Exact repetition is required: output every record in full.

┌─ Provided information

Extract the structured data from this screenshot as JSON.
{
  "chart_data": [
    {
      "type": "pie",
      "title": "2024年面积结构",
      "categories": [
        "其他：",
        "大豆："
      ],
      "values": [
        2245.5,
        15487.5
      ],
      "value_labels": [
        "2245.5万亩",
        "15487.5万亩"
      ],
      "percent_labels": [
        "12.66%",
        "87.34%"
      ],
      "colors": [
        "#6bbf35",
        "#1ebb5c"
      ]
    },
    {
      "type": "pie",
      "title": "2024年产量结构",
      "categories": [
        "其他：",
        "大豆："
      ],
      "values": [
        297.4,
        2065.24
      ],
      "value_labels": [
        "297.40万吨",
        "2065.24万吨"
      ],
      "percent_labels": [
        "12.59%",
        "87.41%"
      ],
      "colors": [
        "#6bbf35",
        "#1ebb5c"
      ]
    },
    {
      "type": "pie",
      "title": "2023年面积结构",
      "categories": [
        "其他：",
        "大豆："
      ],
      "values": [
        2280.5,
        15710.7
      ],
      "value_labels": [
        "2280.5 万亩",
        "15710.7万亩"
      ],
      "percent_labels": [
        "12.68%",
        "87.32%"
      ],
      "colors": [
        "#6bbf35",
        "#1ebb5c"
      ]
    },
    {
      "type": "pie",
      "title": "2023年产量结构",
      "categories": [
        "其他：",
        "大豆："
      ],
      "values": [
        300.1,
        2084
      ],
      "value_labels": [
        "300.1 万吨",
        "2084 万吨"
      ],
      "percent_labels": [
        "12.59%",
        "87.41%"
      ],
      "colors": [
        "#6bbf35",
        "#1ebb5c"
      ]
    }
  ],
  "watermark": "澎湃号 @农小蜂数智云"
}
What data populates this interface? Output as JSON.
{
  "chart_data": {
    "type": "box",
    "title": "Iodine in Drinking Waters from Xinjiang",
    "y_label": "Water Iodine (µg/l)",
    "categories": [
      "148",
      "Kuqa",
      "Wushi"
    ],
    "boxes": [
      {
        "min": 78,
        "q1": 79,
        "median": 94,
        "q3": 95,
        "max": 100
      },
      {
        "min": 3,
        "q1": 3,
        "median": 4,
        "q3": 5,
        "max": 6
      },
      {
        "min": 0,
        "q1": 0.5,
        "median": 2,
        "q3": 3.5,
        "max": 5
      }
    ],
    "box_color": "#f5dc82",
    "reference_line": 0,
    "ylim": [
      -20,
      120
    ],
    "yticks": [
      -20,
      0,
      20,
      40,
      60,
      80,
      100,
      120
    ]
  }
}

└─

Correct result -
Extract the structured data from this screenshot as JSON.
{
  "chart_data": [
    {
      "type": "pie",
      "title": "2024年面积结构",
      "categories": [
        "其他：",
        "大豆："
      ],
      "values": [
        2245.5,
        15487.5
      ],
      "value_labels": [
        "2245.5万亩",
        "15487.5万亩"
      ],
      "percent_labels": [
        "12.66%",
        "87.34%"
      ],
      "colors": [
        "#6bbf35",
        "#1ebb5c"
      ]
    },
    {
      "type": "pie",
      "title": "2024年产量结构",
      "categories": [
        "其他：",
        "大豆："
      ],
      "values": [
        297.4,
        2065.24
      ],
      "value_labels": [
        "297.40万吨",
        "2065.24万吨"
      ],
      "percent_labels": [
        "12.59%",
        "87.41%"
      ],
      "colors": [
        "#6bbf35",
        "#1ebb5c"
      ]
    },
    {
      "type": "pie",
      "title": "2023年面积结构",
      "categories": [
        "其他：",
        "大豆："
      ],
      "values": [
        2280.5,
        15710.7
      ],
      "value_labels": [
        "2280.5 万亩",
        "15710.7万亩"
      ],
      "percent_labels": [
        "12.68%",
        "87.32%"
      ],
      "colors": [
        "#6bbf35",
        "#1ebb5c"
      ]
    },
    {
      "type": "pie",
      "title": "2023年产量结构",
      "categories": [
        "其他：",
        "大豆："
      ],
      "values": [
        300.1,
        2084
      ],
      "value_labels": [
        "300.1 万吨",
        "2084 万吨"
      ],
      "percent_labels": [
        "12.59%",
        "87.41%"
      ],
      "colors": [
        "#6bbf35",
        "#1ebb5c"
      ]
    }
  ],
  "watermark": "澎湃号 @农小蜂数智云"
}
What data populates this interface? Output as JSON.
{
  "chart_data": {
    "type": "box",
    "title": "Iodine in Drinking Waters from Xinjiang",
    "y_label": "Water Iodine (µg/l)",
    "categories": [
      "148",
      "Kuqa",
      "Wushi"
    ],
    "boxes": [
      {
        "min": 78,
        "q1": 79,
        "median": 94,
        "q3": 95,
        "max": 100
      },
      {
        "min": 3,
        "q1": 3,
        "median": 4,
        "q3": 5,
        "max": 6
      },
      {
        "min": 0,
        "q1": 0.5,
        "median": 2,
        "q3": 3.5,
        "max": 5
      }
    ],
    "box_color": "#f5dc82",
    "reference_line": 0,
    "ylim": [
      -20,
      120
    ],
    "yticks": [
      -20,
      0,
      20,
      40,
      60,
      80,
      100,
      120
    ]
  }
}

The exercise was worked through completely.